• Source:

— START —

There is no allowance for exigent circumstances anyway. There is no constitutional or legal basis for trying to claim that exigent circumstances allow you to ignore constitutional limitations on police power. And that's assuming there are real exigent circumstances that exist and not a bucket sitting outside a window.
The police can shoot in "self-defense", but the dogs can't exercise any measure of self-defense.
Sure, there's no double standard here.
How often are dogs shot by non-cops?
Rarely, do you have any idea what the consequences are? Higher standards!
True story (civilian shoots dog):
Here's a 'civilian's' version of an 'instant decision'.
So... after a considerable amount of effort, Lewis finally pulled his weapon and fired it. This opposed to the, a-dog-is-on-the-property-*bang*bang*bang* process cops go through.
http://kirkland.patch.com/grou.....nita-beach
If it wasn't for this site I would have never known about the contempt that the PO-PO has for man's best friend. Poor dogs. 🙁
What does that stand for? "Police On Patrol Officer"?
So, if a cop crawls through my window without a warrant can I shoot him in self defense?
Only if you think you can convince Radley Balko to spend ten years trying to get your ass off death row (name of man saved by Balko forgotten).
If you live in Indiana.
"Ask me what I say to a dead cop's wife / The cops shoot my people every day. That's life."

— END —

• Provided data:
— START —

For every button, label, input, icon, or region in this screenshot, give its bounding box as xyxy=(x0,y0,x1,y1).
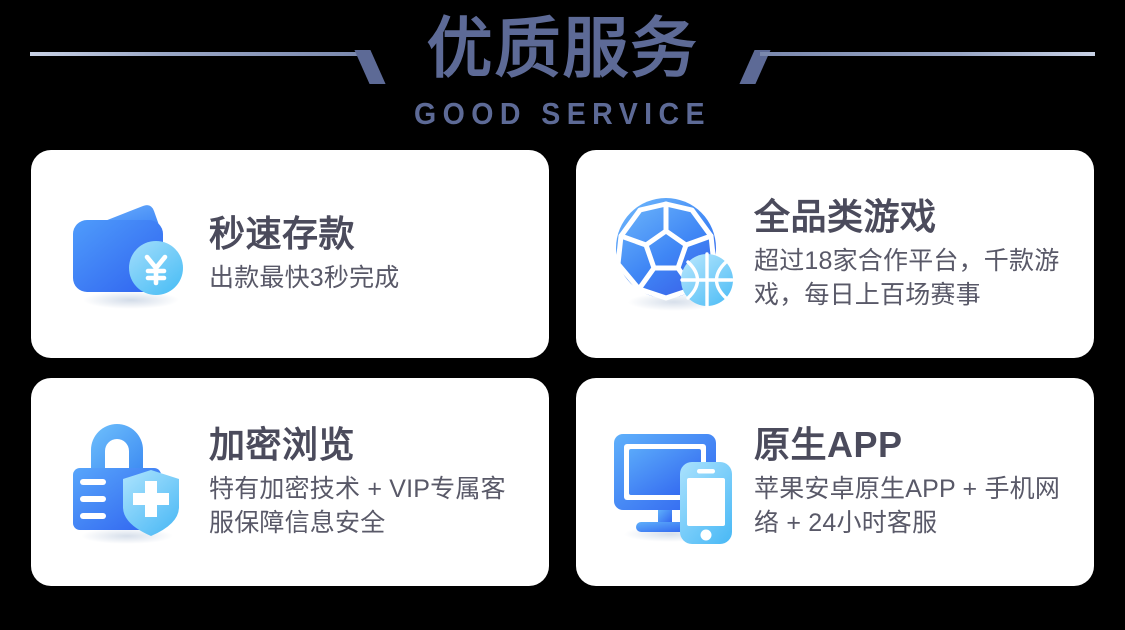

— END —

• Brief:
Output the part of the comment thread about police shooting dogs word for word, starting at "How often are" and ending at "live in Indiana.". The listing is taken from a different source than the text.

• Exercise response:
How often are dogs shot by non-cops?
Rarely, do you have any idea what the consequences are? Higher standards!
True story (civilian shoots dog):
Here's a 'civilian's' version of an 'instant decision'.
So... after a considerable amount of effort, Lewis finally pulled his weapon and fired it. This opposed to the, a-dog-is-on-the-property-*bang*bang*bang* process cops go through.
http://kirkland.patch.com/grou.....nita-beach
If it wasn't for this site I would have never known about the contempt that the PO-PO has for man's best friend. Poor dogs. 🙁
What does that stand for? "Police On Patrol Officer"?
So, if a cop crawls through my window without a warrant can I shoot him in self defense?
Only if you think you can convince Radley Balko to spend ten years trying to get your ass off death row (name of man saved by Balko forgotten).
If you live in Indiana.